WHAT THE TASK ASKS ▸ Reproduce each line of the material exactly, minus any picture.

>>>

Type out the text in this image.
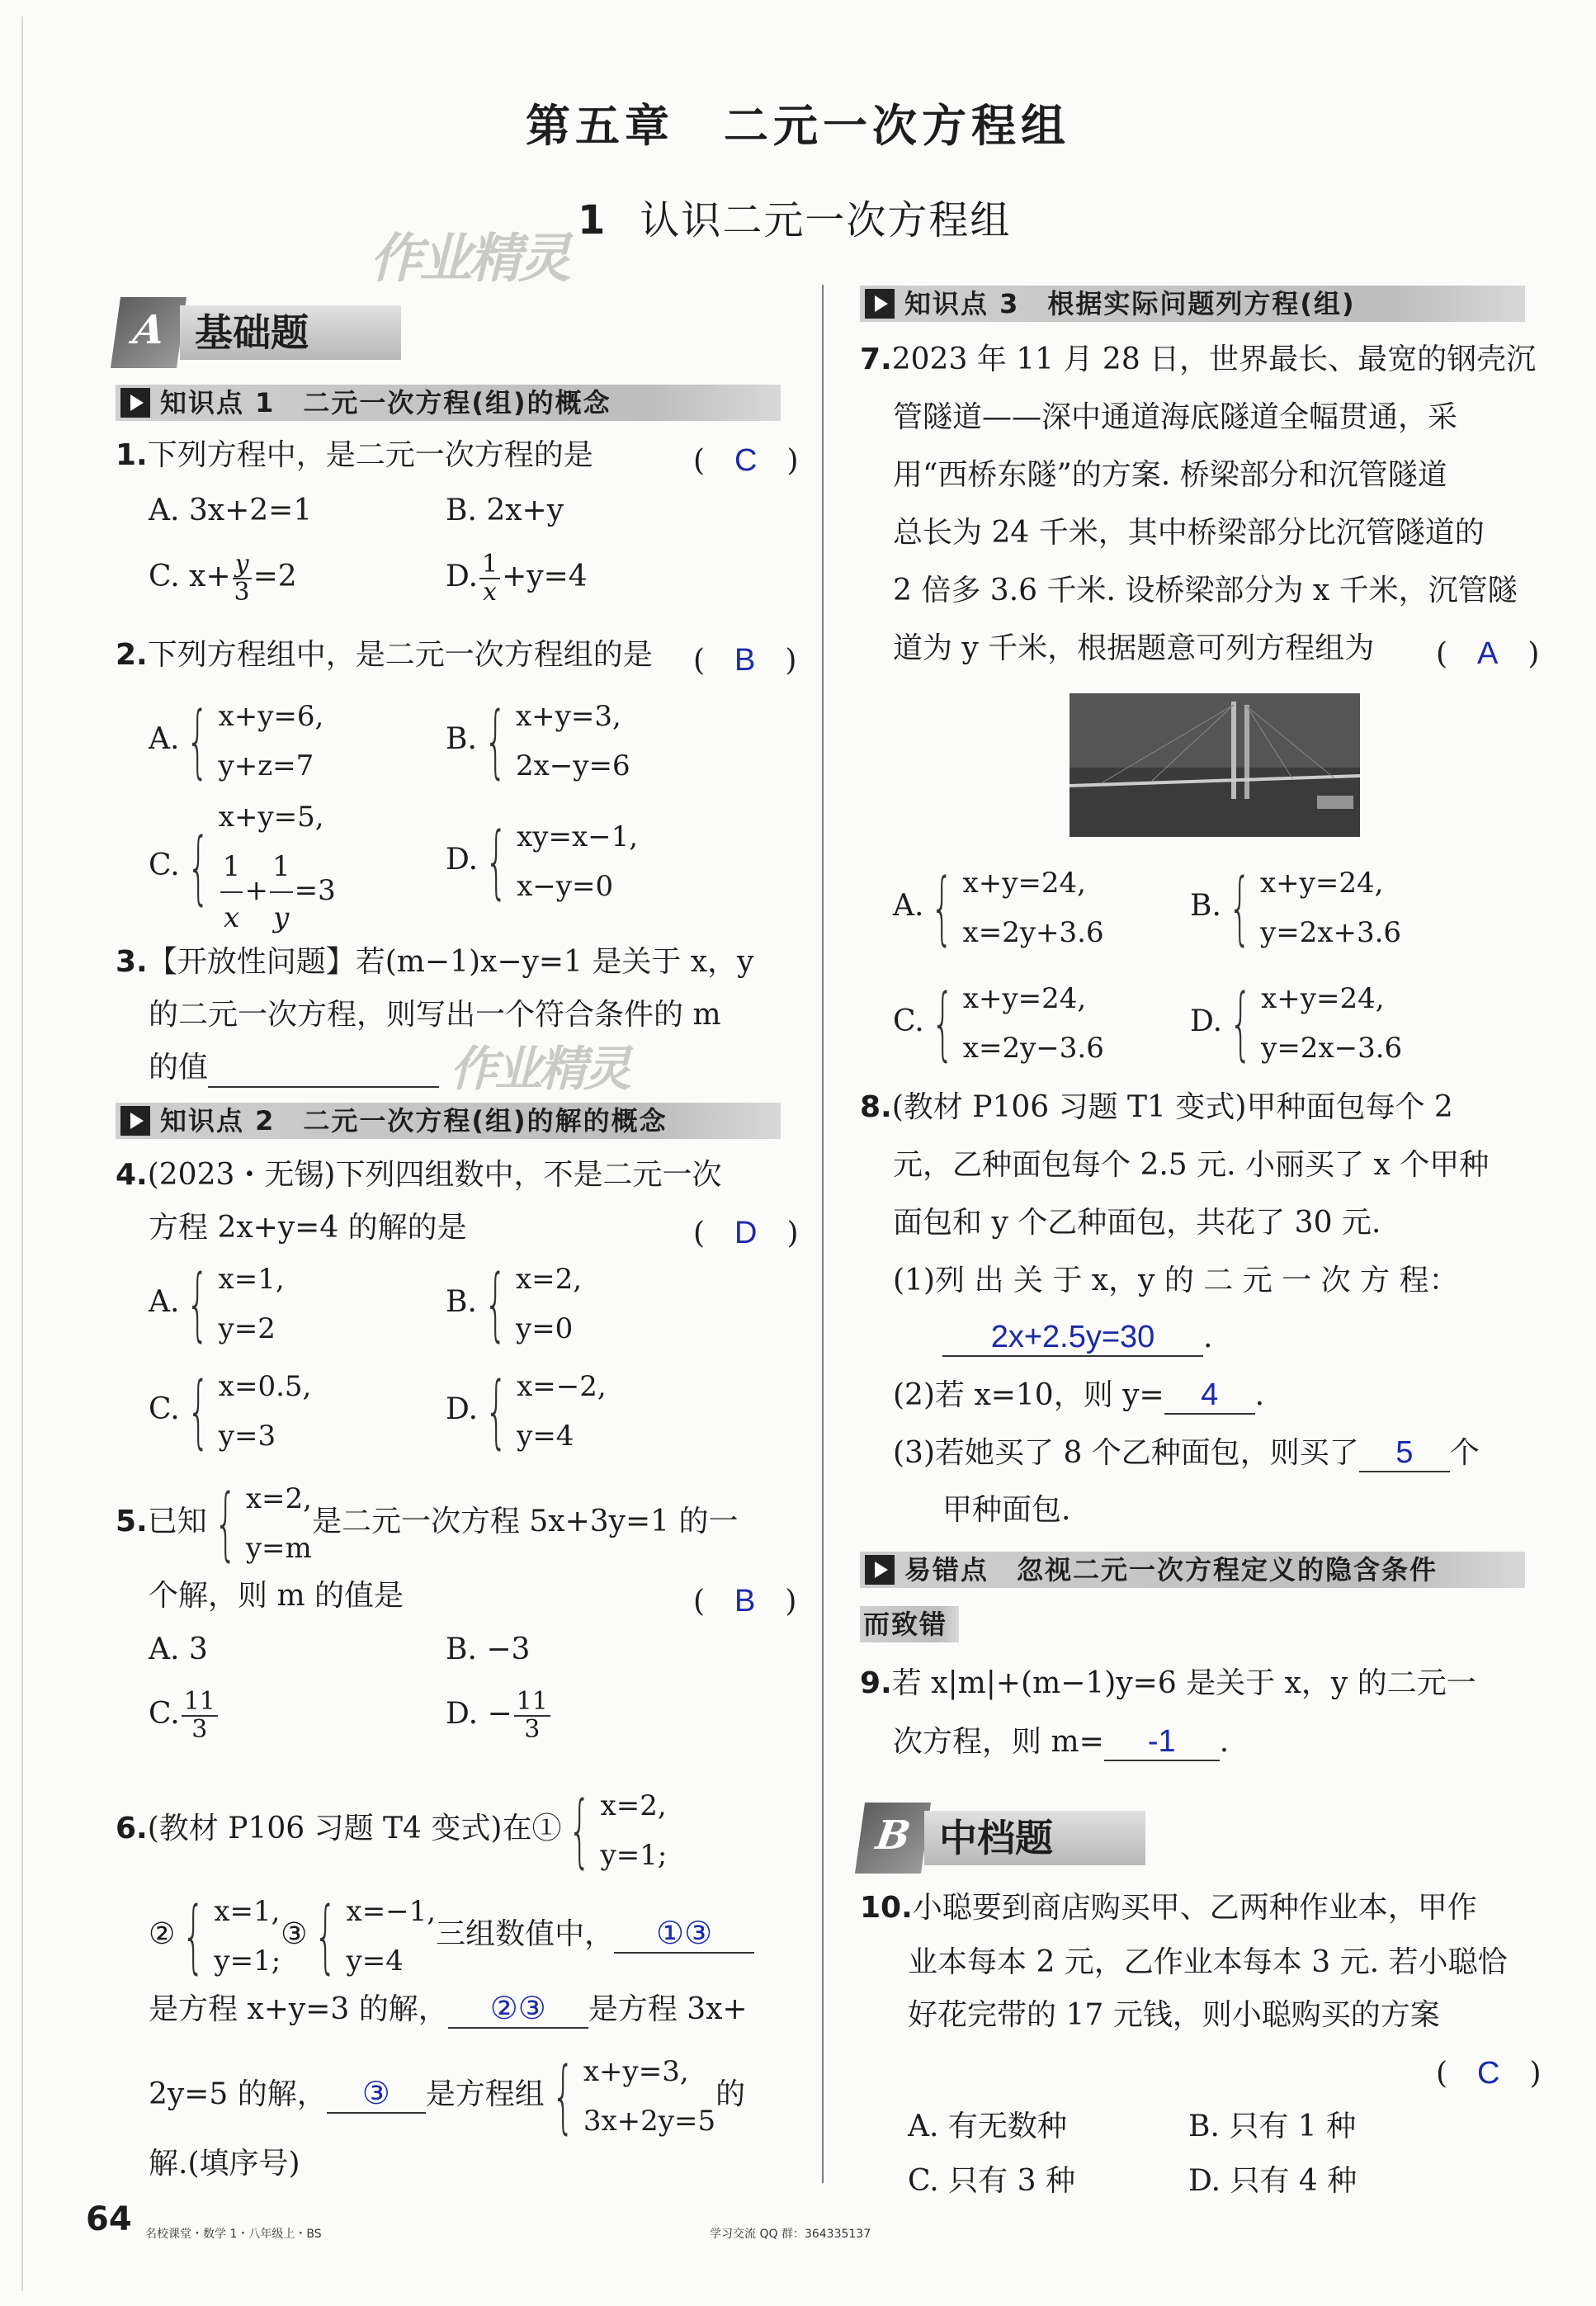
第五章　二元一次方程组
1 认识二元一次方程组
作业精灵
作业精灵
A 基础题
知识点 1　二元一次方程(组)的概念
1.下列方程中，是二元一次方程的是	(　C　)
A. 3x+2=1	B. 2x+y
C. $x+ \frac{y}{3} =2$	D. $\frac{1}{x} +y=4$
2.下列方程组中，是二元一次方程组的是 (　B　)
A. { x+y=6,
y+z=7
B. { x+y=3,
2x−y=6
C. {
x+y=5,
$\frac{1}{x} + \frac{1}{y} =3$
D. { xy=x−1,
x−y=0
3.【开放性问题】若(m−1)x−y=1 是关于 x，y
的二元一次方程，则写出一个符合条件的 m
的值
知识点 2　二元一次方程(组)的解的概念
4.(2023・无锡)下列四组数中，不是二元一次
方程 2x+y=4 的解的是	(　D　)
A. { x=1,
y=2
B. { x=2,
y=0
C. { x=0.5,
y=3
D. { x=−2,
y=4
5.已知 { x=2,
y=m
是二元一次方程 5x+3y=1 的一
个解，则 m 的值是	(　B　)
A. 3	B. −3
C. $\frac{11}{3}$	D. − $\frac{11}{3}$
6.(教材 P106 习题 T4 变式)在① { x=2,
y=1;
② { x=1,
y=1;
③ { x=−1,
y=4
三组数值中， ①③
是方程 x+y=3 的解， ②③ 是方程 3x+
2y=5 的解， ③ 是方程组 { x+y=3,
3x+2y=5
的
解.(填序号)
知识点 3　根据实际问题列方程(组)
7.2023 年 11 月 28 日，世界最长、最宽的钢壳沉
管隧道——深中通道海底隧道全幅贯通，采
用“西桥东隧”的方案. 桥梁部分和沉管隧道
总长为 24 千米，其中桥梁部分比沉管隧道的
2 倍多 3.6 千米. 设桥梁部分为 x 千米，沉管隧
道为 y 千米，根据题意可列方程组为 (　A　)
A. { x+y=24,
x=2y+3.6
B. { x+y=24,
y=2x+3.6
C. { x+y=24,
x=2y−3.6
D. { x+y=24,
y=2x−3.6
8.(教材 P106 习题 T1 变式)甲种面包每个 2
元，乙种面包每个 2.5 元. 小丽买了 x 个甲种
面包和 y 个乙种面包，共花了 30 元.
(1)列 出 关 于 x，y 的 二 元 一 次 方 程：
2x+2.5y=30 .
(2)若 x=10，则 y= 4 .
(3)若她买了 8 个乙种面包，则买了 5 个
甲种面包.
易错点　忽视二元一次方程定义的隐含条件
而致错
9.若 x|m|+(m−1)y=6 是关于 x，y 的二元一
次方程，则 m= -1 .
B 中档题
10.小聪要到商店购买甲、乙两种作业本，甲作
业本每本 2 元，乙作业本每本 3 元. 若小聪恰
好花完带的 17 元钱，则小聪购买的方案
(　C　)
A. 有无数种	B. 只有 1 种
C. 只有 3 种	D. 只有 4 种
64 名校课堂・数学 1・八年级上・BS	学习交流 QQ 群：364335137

<<<

RESULT ▸
Type out the text in this image.
第五章　二元一次方程组
1 认识二元一次方程组
作业精灵
作业精灵
A 基础题
知识点 1　二元一次方程(组)的概念
1.下列方程中，是二元一次方程的是	(　C　)
A. 3x+2=1	B. 2x+y
C. $x+ \frac{y}{3} =2$	D. $\frac{1}{x} +y=4$
2.下列方程组中，是二元一次方程组的是 (　B　)
A. { x+y=6,
y+z=7
B. { x+y=3,
2x−y=6
C. {
x+y=5,
$\frac{1}{x} + \frac{1}{y} =3$
D. { xy=x−1,
x−y=0
3.【开放性问题】若(m−1)x−y=1 是关于 x，y
的二元一次方程，则写出一个符合条件的 m
的值
知识点 2　二元一次方程(组)的解的概念
4.(2023・无锡)下列四组数中，不是二元一次
方程 2x+y=4 的解的是	(　D　)
A. { x=1,
y=2
B. { x=2,
y=0
C. { x=0.5,
y=3
D. { x=−2,
y=4
5.已知 { x=2,
y=m
是二元一次方程 5x+3y=1 的一
个解，则 m 的值是	(　B　)
A. 3	B. −3
C. $\frac{11}{3}$	D. − $\frac{11}{3}$
6.(教材 P106 习题 T4 变式)在① { x=2,
y=1;
② { x=1,
y=1;
③ { x=−1,
y=4
三组数值中， ①③
是方程 x+y=3 的解， ②③ 是方程 3x+
2y=5 的解， ③ 是方程组 { x+y=3,
3x+2y=5
的
解.(填序号)
知识点 3　根据实际问题列方程(组)
7.2023 年 11 月 28 日，世界最长、最宽的钢壳沉
管隧道——深中通道海底隧道全幅贯通，采
用“西桥东隧”的方案. 桥梁部分和沉管隧道
总长为 24 千米，其中桥梁部分比沉管隧道的
2 倍多 3.6 千米. 设桥梁部分为 x 千米，沉管隧
道为 y 千米，根据题意可列方程组为 (　A　)
A. { x+y=24,
x=2y+3.6
B. { x+y=24,
y=2x+3.6
C. { x+y=24,
x=2y−3.6
D. { x+y=24,
y=2x−3.6
8.(教材 P106 习题 T1 变式)甲种面包每个 2
元，乙种面包每个 2.5 元. 小丽买了 x 个甲种
面包和 y 个乙种面包，共花了 30 元.
(1)列 出 关 于 x，y 的 二 元 一 次 方 程：
2x+2.5y=30 .
(2)若 x=10，则 y= 4 .
(3)若她买了 8 个乙种面包，则买了 5 个
甲种面包.
易错点　忽视二元一次方程定义的隐含条件
而致错
9.若 x|m|+(m−1)y=6 是关于 x，y 的二元一
次方程，则 m= -1 .
B 中档题
10.小聪要到商店购买甲、乙两种作业本，甲作
业本每本 2 元，乙作业本每本 3 元. 若小聪恰
好花完带的 17 元钱，则小聪购买的方案
(　C　)
A. 有无数种	B. 只有 1 种
C. 只有 3 种	D. 只有 4 种
64 名校课堂・数学 1・八年级上・BS	学习交流 QQ 群：364335137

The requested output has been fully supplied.